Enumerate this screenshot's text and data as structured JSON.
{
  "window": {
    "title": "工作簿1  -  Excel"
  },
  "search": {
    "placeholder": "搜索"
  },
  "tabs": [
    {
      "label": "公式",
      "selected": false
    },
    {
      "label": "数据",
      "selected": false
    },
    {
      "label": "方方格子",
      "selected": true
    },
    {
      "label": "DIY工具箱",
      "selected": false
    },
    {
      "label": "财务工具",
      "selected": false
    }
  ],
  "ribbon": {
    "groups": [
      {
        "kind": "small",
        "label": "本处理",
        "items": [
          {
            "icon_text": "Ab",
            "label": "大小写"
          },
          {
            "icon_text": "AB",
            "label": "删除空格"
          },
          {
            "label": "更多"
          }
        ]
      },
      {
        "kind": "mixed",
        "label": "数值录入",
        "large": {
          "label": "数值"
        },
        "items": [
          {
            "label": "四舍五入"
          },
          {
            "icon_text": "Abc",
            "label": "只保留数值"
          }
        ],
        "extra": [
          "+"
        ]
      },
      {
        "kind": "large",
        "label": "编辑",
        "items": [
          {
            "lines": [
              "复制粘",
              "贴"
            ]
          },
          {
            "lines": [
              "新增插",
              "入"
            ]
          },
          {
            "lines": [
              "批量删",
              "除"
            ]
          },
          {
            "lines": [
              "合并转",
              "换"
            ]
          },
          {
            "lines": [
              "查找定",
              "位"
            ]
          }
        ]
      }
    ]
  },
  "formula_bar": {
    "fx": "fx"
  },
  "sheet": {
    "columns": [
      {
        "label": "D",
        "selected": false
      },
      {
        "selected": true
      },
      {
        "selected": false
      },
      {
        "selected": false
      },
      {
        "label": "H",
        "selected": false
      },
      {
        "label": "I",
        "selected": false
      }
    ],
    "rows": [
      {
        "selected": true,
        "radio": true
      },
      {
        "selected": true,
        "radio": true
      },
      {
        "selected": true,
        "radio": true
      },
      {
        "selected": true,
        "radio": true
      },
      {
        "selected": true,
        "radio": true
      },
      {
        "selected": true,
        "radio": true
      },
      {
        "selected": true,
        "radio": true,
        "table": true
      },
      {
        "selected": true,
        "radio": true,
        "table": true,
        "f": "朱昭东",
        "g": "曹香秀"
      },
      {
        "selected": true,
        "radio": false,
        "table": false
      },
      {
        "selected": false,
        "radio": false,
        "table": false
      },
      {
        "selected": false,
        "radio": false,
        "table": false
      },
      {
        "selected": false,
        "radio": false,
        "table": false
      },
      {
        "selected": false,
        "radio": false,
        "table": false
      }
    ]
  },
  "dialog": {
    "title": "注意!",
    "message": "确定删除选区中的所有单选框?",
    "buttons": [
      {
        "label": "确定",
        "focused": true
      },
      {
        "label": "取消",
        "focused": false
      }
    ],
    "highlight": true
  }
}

= GOAL OF THE EXERCISE =
Return every entry verbatim.

= ANSWER FOR THIS EXERCISE =
Enumerate this screenshot's text and data as structured JSON.
{
  "window": {
    "title": "工作簿1  -  Excel"
  },
  "search": {
    "placeholder": "搜索"
  },
  "tabs": [
    {
      "label": "公式",
      "selected": false
    },
    {
      "label": "数据",
      "selected": false
    },
    {
      "label": "方方格子",
      "selected": true
    },
    {
      "label": "DIY工具箱",
      "selected": false
    },
    {
      "label": "财务工具",
      "selected": false
    }
  ],
  "ribbon": {
    "groups": [
      {
        "kind": "small",
        "label": "本处理",
        "items": [
          {
            "icon_text": "Ab",
            "label": "大小写"
          },
          {
            "icon_text": "AB",
            "label": "删除空格"
          },
          {
            "label": "更多"
          }
        ]
      },
      {
        "kind": "mixed",
        "label": "数值录入",
        "large": {
          "label": "数值"
        },
        "items": [
          {
            "label": "四舍五入"
          },
          {
            "icon_text": "Abc",
            "label": "只保留数值"
          }
        ],
        "extra": [
          "+"
        ]
      },
      {
        "kind": "large",
        "label": "编辑",
        "items": [
          {
            "lines": [
              "复制粘",
              "贴"
            ]
          },
          {
            "lines": [
              "新增插",
              "入"
            ]
          },
          {
            "lines": [
              "批量删",
              "除"
            ]
          },
          {
            "lines": [
              "合并转",
              "换"
            ]
          },
          {
            "lines": [
              "查找定",
              "位"
            ]
          }
        ]
      }
    ]
  },
  "formula_bar": {
    "fx": "fx"
  },
  "sheet": {
    "columns": [
      {
        "label": "D",
        "selected": false
      },
      {
        "selected": true
      },
      {
        "selected": false
      },
      {
        "selected": false
      },
      {
        "label": "H",
        "selected": false
      },
      {
        "label": "I",
        "selected": false
      }
    ],
    "rows": [
      {
        "selected": true,
        "radio": true
      },
      {
        "selected": true,
        "radio": true
      },
      {
        "selected": true,
        "radio": true
      },
      {
        "selected": true,
        "radio": true
      },
      {
        "selected": true,
        "radio": true
      },
      {
        "selected": true,
        "radio": true
      },
      {
        "selected": true,
        "radio": true,
        "table": true
      },
      {
        "selected": true,
        "radio": true,
        "table": true,
        "f": "朱昭东",
        "g": "曹香秀"
      },
      {
        "selected": true,
        "radio": false,
        "table": false
      },
      {
        "selected": false,
        "radio": false,
        "table": false
      },
      {
        "selected": false,
        "radio": false,
        "table": false
      },
      {
        "selected": false,
        "radio": false,
        "table": false
      },
      {
        "selected": false,
        "radio": false,
        "table": false
      }
    ]
  },
  "dialog": {
    "title": "注意!",
    "message": "确定删除选区中的所有单选框?",
    "buttons": [
      {
        "label": "确定",
        "focused": true
      },
      {
        "label": "取消",
        "focused": false
      }
    ],
    "highlight": true
  }
}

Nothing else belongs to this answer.